Dataset entries on figures ▸

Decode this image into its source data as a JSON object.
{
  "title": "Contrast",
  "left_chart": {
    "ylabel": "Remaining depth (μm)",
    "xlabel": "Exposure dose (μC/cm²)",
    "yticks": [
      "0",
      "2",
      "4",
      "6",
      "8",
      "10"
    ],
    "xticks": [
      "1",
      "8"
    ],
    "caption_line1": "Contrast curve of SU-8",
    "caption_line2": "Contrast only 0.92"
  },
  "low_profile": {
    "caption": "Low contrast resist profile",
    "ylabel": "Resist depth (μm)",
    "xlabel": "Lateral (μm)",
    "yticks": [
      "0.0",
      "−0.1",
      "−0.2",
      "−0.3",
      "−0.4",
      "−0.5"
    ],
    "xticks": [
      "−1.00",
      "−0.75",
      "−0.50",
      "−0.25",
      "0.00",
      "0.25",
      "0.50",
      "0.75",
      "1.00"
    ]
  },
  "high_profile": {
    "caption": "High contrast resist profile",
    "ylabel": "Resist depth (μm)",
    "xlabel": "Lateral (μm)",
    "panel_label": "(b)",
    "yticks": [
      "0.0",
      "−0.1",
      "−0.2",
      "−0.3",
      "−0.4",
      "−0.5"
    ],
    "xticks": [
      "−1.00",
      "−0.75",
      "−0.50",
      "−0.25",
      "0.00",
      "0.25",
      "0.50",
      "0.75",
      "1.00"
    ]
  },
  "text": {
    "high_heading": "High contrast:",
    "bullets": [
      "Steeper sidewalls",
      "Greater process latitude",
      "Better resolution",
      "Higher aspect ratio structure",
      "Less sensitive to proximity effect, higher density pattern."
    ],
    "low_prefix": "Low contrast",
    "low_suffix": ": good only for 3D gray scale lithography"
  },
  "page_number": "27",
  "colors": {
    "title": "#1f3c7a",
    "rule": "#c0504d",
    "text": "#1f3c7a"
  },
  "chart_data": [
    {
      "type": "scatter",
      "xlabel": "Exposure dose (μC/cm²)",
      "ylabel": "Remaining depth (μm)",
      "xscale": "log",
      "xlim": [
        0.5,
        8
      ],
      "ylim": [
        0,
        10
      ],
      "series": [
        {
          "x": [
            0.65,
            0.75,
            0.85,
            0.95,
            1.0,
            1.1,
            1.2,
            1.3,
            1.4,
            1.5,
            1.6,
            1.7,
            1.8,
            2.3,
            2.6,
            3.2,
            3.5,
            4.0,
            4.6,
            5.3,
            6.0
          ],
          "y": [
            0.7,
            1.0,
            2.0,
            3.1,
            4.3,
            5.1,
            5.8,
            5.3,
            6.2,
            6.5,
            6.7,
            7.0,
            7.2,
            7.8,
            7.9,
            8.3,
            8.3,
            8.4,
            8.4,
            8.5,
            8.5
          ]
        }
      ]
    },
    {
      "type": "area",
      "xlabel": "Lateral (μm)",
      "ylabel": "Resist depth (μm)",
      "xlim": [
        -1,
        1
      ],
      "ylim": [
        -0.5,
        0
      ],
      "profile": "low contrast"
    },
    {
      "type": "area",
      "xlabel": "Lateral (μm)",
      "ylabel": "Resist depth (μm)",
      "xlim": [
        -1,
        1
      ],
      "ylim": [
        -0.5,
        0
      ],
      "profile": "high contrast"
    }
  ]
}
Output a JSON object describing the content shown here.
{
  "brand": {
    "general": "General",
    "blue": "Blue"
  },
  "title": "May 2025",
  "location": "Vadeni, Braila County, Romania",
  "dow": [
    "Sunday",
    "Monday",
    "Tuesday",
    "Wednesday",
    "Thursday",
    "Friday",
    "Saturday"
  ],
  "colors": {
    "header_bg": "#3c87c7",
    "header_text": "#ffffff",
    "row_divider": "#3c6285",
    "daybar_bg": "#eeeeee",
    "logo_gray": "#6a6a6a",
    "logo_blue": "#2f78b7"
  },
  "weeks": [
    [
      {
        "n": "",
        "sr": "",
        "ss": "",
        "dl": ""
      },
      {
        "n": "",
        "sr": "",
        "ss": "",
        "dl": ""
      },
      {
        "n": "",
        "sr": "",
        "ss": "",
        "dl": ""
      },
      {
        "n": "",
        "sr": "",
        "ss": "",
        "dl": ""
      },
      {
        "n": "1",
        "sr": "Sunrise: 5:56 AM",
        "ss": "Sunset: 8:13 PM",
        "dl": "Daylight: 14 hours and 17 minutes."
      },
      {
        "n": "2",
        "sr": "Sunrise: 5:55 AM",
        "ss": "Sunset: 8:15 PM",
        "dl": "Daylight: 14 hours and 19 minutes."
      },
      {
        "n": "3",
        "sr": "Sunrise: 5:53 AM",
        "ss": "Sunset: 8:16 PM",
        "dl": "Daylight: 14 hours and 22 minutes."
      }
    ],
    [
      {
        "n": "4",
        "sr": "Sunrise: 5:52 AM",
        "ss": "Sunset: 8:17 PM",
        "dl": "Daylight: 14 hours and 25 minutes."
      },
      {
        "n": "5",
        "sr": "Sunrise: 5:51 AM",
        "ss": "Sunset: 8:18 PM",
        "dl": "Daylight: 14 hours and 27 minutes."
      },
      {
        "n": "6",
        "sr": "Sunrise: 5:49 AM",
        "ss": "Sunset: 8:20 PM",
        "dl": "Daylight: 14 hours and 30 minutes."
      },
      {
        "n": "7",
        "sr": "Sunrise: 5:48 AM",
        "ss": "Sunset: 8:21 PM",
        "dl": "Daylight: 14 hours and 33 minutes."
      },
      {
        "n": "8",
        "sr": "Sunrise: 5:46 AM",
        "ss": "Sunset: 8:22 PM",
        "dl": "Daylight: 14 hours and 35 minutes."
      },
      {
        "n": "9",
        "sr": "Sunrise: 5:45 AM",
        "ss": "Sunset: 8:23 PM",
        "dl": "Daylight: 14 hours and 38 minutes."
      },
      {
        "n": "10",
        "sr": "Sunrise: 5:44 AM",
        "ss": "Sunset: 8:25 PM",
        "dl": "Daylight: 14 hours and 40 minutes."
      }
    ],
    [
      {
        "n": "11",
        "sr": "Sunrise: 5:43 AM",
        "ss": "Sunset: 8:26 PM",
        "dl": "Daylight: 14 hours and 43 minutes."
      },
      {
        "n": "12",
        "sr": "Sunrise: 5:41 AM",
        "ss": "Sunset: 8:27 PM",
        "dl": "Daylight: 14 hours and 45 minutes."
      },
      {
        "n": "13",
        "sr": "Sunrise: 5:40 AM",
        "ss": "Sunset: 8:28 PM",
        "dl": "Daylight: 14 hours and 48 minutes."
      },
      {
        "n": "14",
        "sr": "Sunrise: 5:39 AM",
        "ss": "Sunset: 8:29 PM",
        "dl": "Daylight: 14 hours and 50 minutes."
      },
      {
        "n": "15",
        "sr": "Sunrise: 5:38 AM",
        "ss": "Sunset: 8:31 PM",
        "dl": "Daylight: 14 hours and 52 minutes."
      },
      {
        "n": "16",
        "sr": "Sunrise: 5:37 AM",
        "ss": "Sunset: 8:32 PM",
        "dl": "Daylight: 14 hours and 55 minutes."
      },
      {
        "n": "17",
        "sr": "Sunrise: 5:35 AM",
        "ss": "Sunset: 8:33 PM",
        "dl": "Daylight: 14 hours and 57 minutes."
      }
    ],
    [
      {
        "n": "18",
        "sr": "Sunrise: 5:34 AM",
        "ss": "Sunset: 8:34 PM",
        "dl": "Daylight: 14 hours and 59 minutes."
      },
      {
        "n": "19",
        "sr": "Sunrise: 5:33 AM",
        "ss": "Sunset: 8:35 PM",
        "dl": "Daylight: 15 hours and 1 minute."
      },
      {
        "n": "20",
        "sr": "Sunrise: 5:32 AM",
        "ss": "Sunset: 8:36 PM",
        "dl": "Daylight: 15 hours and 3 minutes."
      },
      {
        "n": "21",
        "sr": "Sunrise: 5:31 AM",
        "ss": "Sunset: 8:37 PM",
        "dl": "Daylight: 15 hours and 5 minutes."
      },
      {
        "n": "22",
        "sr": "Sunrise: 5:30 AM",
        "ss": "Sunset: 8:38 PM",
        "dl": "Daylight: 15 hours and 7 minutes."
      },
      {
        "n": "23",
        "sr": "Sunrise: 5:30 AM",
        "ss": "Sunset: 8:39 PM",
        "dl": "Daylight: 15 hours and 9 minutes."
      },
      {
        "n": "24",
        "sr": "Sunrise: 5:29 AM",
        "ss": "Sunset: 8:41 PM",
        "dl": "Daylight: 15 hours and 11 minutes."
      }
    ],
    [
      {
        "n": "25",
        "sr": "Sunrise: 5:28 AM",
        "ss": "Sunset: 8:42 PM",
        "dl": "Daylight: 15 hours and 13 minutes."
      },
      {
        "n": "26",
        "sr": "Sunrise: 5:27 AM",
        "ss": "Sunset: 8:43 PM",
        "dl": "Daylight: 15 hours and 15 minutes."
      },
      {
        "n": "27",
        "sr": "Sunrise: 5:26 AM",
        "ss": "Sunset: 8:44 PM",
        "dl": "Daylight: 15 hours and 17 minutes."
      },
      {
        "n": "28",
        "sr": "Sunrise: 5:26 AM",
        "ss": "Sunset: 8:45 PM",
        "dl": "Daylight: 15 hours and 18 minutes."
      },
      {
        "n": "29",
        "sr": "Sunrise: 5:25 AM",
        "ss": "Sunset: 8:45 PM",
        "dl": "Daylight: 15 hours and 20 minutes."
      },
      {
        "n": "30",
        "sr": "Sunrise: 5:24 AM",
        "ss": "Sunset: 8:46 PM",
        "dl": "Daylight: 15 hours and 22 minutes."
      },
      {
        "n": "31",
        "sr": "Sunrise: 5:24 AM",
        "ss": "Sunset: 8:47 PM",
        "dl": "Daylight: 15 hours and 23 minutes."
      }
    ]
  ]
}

YOUR GOAL ▸
Pull out all lines containing the word "Exposure" from the entries above.

RESPONSE TO THE TASK ▸
    "xlabel": "Exposure dose (μC/cm²)",
      "xlabel": "Exposure dose (μC/cm²)",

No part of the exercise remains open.